INSTRUCTIONS TO FOLLOW -
Could you pull out every line of the material below, from the line with "y-tick-label: 15 — [249, 420, 256, 427]" up to and including the line with "x-tick-label: 300 — [455, 319, 465, 326]", and reproduce them without any change?

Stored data

--------

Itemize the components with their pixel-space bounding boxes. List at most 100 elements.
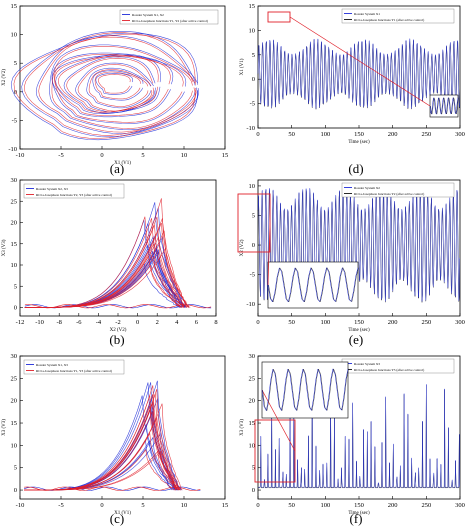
y-tick-label: 15 — [249, 420, 256, 427]
zoom-f — [254, 361, 349, 483]
zoom-inset — [261, 361, 349, 419]
plot-frame — [19, 355, 226, 500]
trajectory-red — [54, 56, 171, 116]
x-tick-label: 150 — [354, 502, 364, 509]
chart-c: -10 -5 0 5 10 15 0 5 10 15 20 25 30 X1 (V1) X3 (V3) Ros… — [2, 353, 228, 516]
series-blue — [258, 380, 460, 488]
zoom-d — [267, 11, 459, 118]
x-axis-label: X1 (V1) — [114, 161, 131, 166]
x-tick-label: 300 — [455, 319, 465, 326]
y-axis-label: X3 (V3) — [2, 419, 7, 436]
x-tick-label: 300 — [455, 502, 465, 509]
y-tick-label: 30 — [249, 353, 256, 360]
y-tick-label: 0 — [252, 487, 255, 494]
trajectory-blue — [75, 62, 155, 113]
trajectory-red — [51, 46, 193, 129]
y-tick-label: 15 — [11, 3, 18, 10]
y-axis-label: X2 (V2) — [240, 239, 245, 256]
y-tick-label: 5 — [14, 60, 17, 67]
legend-entry: Rossler System X2 — [354, 186, 380, 190]
x-tick-label: 5 — [141, 502, 144, 509]
trajectory-blue — [95, 72, 133, 95]
y-tick-label: 10 — [11, 32, 18, 39]
zoom-inset — [267, 261, 359, 309]
caption-e: (e) — [348, 332, 364, 347]
y-tick-label: -5 — [12, 117, 17, 124]
legend-entry: Rossler System X1, X2 — [132, 13, 164, 18]
y-tick-label: 0 — [252, 242, 255, 249]
x-tick-label: 0 — [256, 319, 259, 326]
trajectory-blue — [35, 35, 200, 134]
baseline-red — [24, 304, 212, 309]
y-tick-label: 5 — [14, 283, 17, 290]
y-tick-label: 0 — [14, 487, 17, 494]
x-tick-label: 150 — [354, 131, 364, 138]
x-tick-label: -10 — [16, 502, 25, 509]
x-tick-label: 250 — [421, 502, 431, 509]
caption-c: (c) — [109, 511, 125, 526]
x-tick-label: -8 — [56, 319, 61, 326]
legend-entry: RCLs-Josephson Junctions Y1, Y3 (after a… — [36, 369, 112, 374]
x-tick-label: -2 — [115, 319, 120, 326]
y-tick-label: 0 — [252, 76, 255, 83]
trajectory-blue — [51, 52, 187, 124]
x-tick-label: 0 — [256, 502, 259, 509]
x-tick-label: 250 — [421, 131, 431, 138]
x-tick-label: 2 — [156, 319, 159, 326]
x-tick-label: 0 — [100, 502, 103, 509]
x-tick-label: 15 — [222, 152, 229, 159]
x-tick-label: -5 — [58, 502, 63, 509]
y-tick-label: 25 — [11, 375, 18, 382]
x-tick-label: 15 — [222, 502, 229, 509]
y-tick-label: 30 — [11, 353, 18, 360]
y-axis-label: X3 (V3) — [240, 419, 245, 436]
legend-entry: Rossler System X1 — [354, 12, 380, 16]
y-tick-label: 5 — [14, 465, 17, 472]
x-axis-label: Time (sec) — [348, 328, 370, 333]
legend-entry: Rossler System X3 — [354, 362, 380, 366]
x-tick-label: 10 — [181, 502, 188, 509]
x-tick-label: -10 — [35, 319, 44, 326]
caption-b: (b) — [109, 332, 125, 347]
y-tick-label: 0 — [14, 89, 17, 96]
y-tick-label: -10 — [246, 301, 255, 308]
y-tick-label: -10 — [246, 125, 255, 132]
trajectory-red — [24, 32, 196, 136]
x-tick-label: 200 — [388, 131, 398, 138]
y-tick-label: 15 — [249, 3, 256, 10]
x-tick-label: 200 — [388, 502, 398, 509]
x-tick-label: 300 — [455, 131, 465, 138]
trajectory-red — [66, 57, 154, 113]
x-tick-label: -6 — [76, 319, 82, 326]
zoom-arrow — [261, 389, 296, 452]
caption-a: (a) — [109, 161, 125, 176]
legend-entry: RCLs-Josephson Junctions Y2 (after activ… — [354, 192, 424, 196]
x-tick-label: 50 — [288, 502, 295, 509]
x-axis-label: X1 (V1) — [114, 511, 131, 516]
x-tick-label: 0 — [136, 319, 139, 326]
trajectory-blue — [10, 32, 198, 141]
trajectory-red — [58, 55, 159, 113]
y-axis-label: X1 (V1) — [240, 58, 245, 75]
zoom-trace-blue — [261, 368, 349, 412]
trajectory-red — [24, 411, 179, 491]
y-tick-label: 10 — [11, 262, 18, 269]
y-tick-label: 25 — [11, 198, 18, 205]
chart-d: 0 50 100 150 200 250 300 -10 -5 0 5 10 15 Time (sec) X… — [240, 3, 465, 145]
baseline-blue — [24, 486, 201, 491]
y-tick-label: 10 — [11, 442, 18, 449]
legend-box — [119, 9, 219, 25]
legend-box — [341, 182, 455, 198]
x-tick-label: 100 — [320, 131, 330, 138]
y-axis-label: X2 (V2) — [2, 69, 7, 86]
x-tick-label: 0 — [256, 131, 259, 138]
y-tick-label: 10 — [249, 442, 256, 449]
y-tick-label: 5 — [252, 52, 255, 59]
zoom-trace-black — [268, 267, 359, 303]
x-tick-label: -4 — [96, 319, 102, 326]
y-tick-label: 20 — [249, 398, 256, 405]
legend-entry: RCLs-Josephson Junctions Y1, Y2 (after a… — [132, 19, 208, 24]
y-tick-label: 20 — [11, 220, 18, 227]
y-tick-label: 10 — [249, 183, 256, 190]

--------

SOLUTION FOR THIS PROBLEM -
y-tick-label: 15 — [249, 420, 256, 427]
zoom-f — [254, 361, 349, 483]
zoom-inset — [261, 361, 349, 419]
plot-frame — [19, 355, 226, 500]
trajectory-red — [54, 56, 171, 116]
x-tick-label: 150 — [354, 502, 364, 509]
chart-c: -10 -5 0 5 10 15 0 5 10 15 20 25 30 X1 (V1) X3 (V3) Ros… — [2, 353, 228, 516]
series-blue — [258, 380, 460, 488]
zoom-d — [267, 11, 459, 118]
x-axis-label: X1 (V1) — [114, 161, 131, 166]
x-tick-label: 300 — [455, 319, 465, 326]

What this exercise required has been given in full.